◆ **STATED GOAL**
Return only the number of lines in the entries below that hold the word "JEAN".

- - -

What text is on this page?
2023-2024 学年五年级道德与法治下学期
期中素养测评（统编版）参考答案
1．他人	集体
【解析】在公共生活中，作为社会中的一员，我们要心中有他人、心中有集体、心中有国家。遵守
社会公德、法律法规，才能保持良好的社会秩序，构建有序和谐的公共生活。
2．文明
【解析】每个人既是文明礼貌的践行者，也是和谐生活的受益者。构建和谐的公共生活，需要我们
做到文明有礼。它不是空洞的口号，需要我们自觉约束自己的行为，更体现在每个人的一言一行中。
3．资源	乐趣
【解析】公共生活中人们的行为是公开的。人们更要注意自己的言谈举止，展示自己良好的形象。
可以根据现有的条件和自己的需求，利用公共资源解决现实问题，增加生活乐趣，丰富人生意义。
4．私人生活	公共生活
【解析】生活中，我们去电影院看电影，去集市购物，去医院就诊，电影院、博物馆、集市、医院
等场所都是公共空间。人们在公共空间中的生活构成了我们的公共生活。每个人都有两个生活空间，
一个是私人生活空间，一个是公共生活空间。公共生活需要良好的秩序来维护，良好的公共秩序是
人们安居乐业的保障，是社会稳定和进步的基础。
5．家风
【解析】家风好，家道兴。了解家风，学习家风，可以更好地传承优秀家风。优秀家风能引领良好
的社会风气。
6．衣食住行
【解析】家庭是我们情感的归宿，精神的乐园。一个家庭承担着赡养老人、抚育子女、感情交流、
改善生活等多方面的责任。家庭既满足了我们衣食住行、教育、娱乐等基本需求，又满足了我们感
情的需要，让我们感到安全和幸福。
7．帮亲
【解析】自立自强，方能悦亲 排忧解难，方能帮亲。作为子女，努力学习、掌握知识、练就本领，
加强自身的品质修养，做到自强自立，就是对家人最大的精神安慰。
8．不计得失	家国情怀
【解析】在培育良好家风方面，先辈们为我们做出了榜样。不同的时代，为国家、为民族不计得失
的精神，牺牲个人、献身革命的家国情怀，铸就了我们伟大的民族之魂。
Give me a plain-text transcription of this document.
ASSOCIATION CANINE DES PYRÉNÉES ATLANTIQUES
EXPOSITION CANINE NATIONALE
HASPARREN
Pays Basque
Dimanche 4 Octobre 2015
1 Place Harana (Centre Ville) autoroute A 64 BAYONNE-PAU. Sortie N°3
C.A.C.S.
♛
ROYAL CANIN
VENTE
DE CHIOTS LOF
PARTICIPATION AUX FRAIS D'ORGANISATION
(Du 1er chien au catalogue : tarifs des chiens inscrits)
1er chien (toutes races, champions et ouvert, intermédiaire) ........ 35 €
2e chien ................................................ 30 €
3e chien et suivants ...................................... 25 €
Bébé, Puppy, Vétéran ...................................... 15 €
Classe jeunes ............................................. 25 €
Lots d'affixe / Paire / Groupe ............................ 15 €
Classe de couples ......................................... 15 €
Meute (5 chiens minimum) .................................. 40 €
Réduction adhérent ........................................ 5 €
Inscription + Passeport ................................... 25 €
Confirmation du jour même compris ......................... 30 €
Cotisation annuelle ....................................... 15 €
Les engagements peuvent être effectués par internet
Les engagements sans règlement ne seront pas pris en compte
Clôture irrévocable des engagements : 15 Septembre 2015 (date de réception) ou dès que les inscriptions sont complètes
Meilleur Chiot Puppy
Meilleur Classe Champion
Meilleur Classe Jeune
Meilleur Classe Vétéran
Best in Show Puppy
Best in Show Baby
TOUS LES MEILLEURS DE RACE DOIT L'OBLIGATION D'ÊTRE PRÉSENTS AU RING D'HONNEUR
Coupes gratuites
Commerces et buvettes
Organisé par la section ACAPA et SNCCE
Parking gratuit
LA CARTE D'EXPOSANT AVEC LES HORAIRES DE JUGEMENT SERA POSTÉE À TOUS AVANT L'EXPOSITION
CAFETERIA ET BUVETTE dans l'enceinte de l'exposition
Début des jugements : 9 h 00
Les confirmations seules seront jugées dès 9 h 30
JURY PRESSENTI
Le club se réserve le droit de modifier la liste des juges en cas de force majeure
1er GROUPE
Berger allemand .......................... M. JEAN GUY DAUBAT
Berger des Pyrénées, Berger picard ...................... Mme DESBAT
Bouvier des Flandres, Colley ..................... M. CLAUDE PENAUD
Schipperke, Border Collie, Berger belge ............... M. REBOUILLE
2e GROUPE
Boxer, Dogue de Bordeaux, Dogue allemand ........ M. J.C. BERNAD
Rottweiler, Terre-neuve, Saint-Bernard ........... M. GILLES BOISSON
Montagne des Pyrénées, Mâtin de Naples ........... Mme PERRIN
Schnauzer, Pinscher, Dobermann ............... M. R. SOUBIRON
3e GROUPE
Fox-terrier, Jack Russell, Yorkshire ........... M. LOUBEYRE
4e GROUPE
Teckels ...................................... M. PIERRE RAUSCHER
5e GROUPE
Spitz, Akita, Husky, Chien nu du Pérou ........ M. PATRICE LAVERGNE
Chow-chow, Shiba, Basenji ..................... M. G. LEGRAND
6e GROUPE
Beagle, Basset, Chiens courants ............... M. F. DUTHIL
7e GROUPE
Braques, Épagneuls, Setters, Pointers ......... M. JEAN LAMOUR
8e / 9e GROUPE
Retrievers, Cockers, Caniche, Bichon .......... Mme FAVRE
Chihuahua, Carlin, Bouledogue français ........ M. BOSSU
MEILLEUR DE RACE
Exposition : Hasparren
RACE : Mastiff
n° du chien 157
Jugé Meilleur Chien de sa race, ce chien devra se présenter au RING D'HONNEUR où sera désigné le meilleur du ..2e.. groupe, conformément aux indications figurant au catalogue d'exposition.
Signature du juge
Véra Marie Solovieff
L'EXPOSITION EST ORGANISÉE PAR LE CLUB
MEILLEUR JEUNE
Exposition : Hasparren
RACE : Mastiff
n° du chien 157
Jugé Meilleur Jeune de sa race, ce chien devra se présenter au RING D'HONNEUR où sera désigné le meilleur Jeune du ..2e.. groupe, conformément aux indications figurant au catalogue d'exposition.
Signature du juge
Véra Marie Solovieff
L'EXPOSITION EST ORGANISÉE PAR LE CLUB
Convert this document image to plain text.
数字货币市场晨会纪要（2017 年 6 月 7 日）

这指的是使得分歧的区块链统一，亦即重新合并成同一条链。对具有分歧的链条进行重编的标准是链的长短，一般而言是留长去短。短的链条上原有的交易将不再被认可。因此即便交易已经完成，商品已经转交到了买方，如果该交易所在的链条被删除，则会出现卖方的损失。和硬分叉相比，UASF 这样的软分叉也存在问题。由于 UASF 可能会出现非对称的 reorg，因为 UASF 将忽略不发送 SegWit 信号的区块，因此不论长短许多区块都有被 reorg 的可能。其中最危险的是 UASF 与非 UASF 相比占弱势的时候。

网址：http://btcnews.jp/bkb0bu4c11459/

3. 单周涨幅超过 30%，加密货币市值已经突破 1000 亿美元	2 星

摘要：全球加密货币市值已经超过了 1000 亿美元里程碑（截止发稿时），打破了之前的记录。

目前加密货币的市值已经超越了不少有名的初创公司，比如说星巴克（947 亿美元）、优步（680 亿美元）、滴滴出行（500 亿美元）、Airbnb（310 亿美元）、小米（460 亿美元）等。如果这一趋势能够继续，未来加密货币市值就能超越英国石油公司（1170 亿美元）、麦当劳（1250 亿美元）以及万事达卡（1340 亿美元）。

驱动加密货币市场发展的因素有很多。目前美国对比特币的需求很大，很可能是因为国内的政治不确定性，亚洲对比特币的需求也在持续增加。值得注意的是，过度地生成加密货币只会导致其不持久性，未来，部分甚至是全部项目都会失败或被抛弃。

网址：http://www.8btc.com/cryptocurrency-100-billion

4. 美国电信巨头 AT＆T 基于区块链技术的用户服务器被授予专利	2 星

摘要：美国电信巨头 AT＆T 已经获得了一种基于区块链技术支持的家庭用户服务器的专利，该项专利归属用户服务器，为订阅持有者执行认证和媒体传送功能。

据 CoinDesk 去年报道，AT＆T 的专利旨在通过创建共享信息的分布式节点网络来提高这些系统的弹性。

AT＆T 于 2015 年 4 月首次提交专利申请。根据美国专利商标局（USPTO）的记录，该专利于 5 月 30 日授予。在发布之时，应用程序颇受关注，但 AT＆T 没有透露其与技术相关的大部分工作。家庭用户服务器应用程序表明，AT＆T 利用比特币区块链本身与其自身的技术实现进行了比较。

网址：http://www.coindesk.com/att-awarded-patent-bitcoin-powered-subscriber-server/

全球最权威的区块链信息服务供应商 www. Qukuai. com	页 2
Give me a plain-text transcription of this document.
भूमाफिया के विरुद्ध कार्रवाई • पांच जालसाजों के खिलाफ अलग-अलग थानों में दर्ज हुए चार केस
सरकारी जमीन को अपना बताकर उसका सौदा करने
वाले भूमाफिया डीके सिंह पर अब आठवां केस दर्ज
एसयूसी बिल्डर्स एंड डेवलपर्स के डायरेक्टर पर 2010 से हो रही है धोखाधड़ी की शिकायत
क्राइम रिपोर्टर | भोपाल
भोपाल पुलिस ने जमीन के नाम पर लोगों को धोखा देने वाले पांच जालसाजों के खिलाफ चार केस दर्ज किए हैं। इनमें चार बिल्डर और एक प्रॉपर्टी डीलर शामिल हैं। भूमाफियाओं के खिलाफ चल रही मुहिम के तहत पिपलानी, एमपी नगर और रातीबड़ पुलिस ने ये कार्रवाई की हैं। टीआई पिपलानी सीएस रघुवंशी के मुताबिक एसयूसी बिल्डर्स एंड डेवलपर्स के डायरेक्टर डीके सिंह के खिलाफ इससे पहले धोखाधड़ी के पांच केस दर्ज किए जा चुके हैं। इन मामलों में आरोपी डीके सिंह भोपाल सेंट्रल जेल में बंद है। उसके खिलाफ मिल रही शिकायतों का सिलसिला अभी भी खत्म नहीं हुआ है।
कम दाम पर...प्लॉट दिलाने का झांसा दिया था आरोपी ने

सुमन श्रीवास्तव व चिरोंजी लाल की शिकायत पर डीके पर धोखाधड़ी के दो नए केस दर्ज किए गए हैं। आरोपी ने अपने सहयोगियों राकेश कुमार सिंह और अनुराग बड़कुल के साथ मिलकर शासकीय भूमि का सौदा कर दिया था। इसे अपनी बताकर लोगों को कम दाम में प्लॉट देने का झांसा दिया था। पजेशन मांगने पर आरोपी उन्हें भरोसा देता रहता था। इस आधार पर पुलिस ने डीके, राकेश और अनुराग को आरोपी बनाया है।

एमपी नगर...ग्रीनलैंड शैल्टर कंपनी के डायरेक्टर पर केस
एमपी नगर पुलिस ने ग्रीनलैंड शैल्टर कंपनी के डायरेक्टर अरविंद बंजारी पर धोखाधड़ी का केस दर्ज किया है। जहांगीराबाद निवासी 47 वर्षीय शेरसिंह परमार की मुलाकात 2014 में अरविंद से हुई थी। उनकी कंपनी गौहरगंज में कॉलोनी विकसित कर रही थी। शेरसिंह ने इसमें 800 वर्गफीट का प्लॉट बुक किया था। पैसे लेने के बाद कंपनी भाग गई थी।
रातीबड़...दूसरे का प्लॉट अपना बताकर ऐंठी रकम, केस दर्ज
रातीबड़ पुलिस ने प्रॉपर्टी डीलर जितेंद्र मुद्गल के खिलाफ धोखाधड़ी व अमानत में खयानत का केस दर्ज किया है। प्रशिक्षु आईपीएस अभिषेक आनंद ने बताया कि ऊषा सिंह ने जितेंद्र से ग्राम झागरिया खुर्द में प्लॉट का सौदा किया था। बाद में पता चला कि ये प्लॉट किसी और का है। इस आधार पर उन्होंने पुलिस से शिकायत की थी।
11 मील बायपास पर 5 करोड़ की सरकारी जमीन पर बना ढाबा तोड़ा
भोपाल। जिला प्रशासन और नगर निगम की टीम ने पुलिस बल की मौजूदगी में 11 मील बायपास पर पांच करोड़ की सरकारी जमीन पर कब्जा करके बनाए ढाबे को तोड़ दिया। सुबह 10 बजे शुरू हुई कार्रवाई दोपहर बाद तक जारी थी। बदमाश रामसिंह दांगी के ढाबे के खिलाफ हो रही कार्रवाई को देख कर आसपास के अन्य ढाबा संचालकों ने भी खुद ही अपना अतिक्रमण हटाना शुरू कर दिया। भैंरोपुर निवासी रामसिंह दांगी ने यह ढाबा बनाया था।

- - -

◆ **TASK RESULT**
2